Australia's governments are being urged to step up action and provide uniform information on the coronavirus, with the third Australian death from COVID-19 and expectations that many more will be infected.
Australian Medical Association president Dr Tony Bartone says it is clear the message from the federal government and the states has been an inconsistent.
"We've got to start acting as one if we're going to deal with this threat of COVID-19," Dr Bartone said in Melbourne.
The AMA also called on politicians to step back and let the Chief Medical Officer, Brendan Murphy, be the main voice of the country's response to stop confusing people.
"I think leadership from the chief medical officer is essential at this time and obviously he can direct and influence the decisions made by the chief health offices in respective states," Victorian AMA president, associate professor Julian Rait said at the press conference.
"We ask the government to respect the leadership we have and withdraw and not insert themselves into these debates and discussions without adequate knowledge."
It follows the Victorian health minister's comments on Saturday that she was flabbergasted a doctor - who later tested positive to COVID-19 - continued to treat patients.
Dr Chris Higgins had a mild cold after returning from the USA on February 29 and returned to work two days later as his symptoms settled. He treated 70 patients at The Toorak Clinic in Melbourne's southeast during the week.
Dr Bartone said minister Jenny Mikakos' comments were not helpful, and could undermine the community's faith in GPs.
He said governments agreed at a roundtable last Friday that scaling up the country's frontline response was a priority. That included teleconferencing for GP consultations that would best utilise scarce resources.

» **Source information**:
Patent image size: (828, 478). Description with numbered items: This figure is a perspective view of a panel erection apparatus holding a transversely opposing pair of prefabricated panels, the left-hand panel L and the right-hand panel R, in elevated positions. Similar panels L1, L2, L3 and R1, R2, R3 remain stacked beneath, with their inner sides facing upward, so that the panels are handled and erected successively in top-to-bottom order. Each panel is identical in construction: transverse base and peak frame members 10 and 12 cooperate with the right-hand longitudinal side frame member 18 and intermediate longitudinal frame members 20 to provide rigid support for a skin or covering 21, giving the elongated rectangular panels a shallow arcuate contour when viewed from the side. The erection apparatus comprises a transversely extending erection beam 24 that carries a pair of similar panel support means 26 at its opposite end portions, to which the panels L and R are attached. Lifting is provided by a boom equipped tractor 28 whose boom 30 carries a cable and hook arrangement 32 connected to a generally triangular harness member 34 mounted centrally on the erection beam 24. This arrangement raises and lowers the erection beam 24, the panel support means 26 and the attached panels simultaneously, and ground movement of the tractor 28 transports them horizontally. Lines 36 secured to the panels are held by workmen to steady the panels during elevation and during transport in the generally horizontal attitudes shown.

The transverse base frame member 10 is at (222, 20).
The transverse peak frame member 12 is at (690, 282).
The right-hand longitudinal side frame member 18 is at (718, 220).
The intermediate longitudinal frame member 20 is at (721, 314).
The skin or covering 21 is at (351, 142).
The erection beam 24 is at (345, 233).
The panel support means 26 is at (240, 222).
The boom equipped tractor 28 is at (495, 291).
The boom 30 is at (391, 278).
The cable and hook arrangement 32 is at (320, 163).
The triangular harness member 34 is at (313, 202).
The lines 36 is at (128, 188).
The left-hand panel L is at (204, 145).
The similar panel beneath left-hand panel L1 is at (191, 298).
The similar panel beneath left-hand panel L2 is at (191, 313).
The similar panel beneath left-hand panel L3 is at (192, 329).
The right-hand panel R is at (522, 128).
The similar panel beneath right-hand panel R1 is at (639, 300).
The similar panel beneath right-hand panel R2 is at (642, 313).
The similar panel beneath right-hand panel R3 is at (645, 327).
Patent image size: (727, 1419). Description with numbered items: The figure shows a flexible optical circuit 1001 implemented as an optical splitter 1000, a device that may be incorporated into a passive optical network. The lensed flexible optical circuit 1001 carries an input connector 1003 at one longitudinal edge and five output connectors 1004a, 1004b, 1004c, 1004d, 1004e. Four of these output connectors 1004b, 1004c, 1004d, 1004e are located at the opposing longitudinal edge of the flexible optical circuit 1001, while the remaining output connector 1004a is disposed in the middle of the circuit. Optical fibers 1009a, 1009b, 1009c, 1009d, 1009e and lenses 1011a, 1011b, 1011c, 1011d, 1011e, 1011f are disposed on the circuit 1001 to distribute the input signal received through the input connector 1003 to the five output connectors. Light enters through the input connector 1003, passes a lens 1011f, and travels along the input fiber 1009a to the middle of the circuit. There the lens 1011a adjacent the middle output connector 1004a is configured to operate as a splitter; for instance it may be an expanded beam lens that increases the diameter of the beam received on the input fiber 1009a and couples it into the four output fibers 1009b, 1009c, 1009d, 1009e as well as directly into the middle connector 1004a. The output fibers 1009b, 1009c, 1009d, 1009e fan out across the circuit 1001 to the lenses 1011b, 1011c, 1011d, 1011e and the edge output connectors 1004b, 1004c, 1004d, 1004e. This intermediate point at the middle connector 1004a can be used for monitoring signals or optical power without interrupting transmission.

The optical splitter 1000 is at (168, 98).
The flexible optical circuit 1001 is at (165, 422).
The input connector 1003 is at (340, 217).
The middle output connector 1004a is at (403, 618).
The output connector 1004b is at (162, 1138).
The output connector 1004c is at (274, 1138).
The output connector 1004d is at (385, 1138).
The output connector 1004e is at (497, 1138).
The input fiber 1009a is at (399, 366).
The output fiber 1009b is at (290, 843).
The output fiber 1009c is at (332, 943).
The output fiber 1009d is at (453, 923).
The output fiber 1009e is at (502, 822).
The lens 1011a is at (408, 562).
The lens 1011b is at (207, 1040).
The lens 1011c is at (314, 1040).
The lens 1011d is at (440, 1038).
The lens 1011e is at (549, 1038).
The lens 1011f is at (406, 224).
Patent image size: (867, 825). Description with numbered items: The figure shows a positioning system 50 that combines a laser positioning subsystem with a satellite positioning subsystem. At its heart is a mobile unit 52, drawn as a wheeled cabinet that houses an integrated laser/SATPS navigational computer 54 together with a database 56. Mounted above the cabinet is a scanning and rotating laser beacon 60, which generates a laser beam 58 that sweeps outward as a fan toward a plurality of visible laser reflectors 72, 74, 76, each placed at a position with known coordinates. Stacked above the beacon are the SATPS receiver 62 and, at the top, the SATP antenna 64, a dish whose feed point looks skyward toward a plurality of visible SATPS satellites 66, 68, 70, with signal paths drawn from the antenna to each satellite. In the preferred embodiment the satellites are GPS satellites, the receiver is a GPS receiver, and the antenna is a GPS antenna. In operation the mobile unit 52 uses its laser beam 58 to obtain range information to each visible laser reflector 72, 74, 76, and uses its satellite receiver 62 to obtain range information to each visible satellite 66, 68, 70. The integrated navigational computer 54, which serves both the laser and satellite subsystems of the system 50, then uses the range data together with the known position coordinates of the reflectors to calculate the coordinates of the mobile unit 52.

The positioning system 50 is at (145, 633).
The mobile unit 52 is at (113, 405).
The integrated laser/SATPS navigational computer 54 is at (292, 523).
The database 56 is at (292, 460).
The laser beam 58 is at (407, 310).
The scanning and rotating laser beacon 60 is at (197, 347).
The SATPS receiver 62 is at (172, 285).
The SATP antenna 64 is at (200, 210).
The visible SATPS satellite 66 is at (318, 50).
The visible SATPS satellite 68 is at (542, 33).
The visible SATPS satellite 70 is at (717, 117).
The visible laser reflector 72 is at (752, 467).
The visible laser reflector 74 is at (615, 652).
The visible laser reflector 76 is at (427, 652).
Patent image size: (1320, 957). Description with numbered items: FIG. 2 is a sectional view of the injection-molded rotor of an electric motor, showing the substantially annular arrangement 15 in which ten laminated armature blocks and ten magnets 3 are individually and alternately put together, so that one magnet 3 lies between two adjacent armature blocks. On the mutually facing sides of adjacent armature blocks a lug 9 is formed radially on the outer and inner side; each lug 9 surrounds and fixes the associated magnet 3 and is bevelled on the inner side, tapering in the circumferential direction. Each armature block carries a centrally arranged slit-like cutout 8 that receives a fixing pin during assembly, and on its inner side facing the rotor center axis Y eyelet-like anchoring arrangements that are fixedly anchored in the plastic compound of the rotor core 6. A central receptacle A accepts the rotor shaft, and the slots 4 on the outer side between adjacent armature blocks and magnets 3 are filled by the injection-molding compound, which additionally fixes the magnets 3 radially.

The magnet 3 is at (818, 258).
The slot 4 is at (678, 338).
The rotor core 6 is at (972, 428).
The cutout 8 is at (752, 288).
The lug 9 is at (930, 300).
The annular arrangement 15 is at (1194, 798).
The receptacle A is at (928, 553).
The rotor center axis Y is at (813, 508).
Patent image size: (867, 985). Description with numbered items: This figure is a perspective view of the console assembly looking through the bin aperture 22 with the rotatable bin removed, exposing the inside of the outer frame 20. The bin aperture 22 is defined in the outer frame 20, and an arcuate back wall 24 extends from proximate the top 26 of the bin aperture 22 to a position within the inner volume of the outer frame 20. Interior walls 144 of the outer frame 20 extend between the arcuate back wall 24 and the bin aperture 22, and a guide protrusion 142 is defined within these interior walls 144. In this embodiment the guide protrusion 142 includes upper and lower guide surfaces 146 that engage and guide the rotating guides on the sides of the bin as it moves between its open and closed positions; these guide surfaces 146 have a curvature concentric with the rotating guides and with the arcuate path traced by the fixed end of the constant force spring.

» **Problem set**:
A) Answer these questions using the passage on Australia's coronavirus response. Give one answer per line, marked (i), (ii) and (iii).
(i) Whom did the AMA want as the main voice of the country's response?
(ii) How many patients did Dr Chris Higgins treat at The Toorak Clinic during the week?
(iii) What did governments agree at the roundtable last Friday was a priority?
B) Carry on the passage on Australia's coronavirus response from its last sentence.

» **Answers by item number**:
A)
(i) The Chief Medical Officer, Brendan Murphy.
(ii) 70 patients.
(iii) Scaling up the country's frontline response.

B)
"It will reduce the load on emergency departments and hospitals," he said.
Federal Health Minister Greg Hunt said telehealth services were being designed now and could be delivered by the end of the week.
NSW Premier Gladys Berejiklian called for calm as panic buying started to spread. Two women were charged after a fight broke out over toilet paper in a Sydney supermarket on Saturday.
She reminded the public the coronavirus was not fatal in most cases and only of major concern in patients of advanced age or with associated health issues.
"My biggest worry is not about getting it myself but unintentionally passing it on to others," Ms Berejiklian said on Sunday.
In Hobart, a man who was advised to self-quarantine while waiting for test results, continued to work at Hobart's Grand Chancellor Hotel.
"It is unacceptable to continue activities in public or attend work while waiting for the coronavirus virus test results," state Public Health Director Dr Mark Veitch said.
The student, in his 20s, is in isolation at the Royal Hobart Hospital in a "satisfactory" condition.
About 74 Australians have now tested positive to the coronavirus and the figures are expected to climb further. Meanwhile, four more Australians have been caught up in another cruise ship coronavirus emergency off the coast of California.
NSW Health on Sunday confirmed an 82-year-old man, who contracted the coronavirus from an infected aged care worker at BaptistCare's Dorothy Henderson Lodge in his Sydney, died , taking the nationwide toll to three.
His death follows that of a 95-year-old woman, a fellow Dorothy Henderson Lodge resident, and a 78-year-old man in Perth.
Travel bans are still in place for arrivals from South Korea, China and Iran while those flying in from Italy will undergo advanced screening.
An extra 260,000 masks will be immediately released from the federal stockpile to primary health networks, dentists and aged care workers.
The government has also secured an extra 54 million face masks for national medical stockpiles, expected to arrive by the end of April.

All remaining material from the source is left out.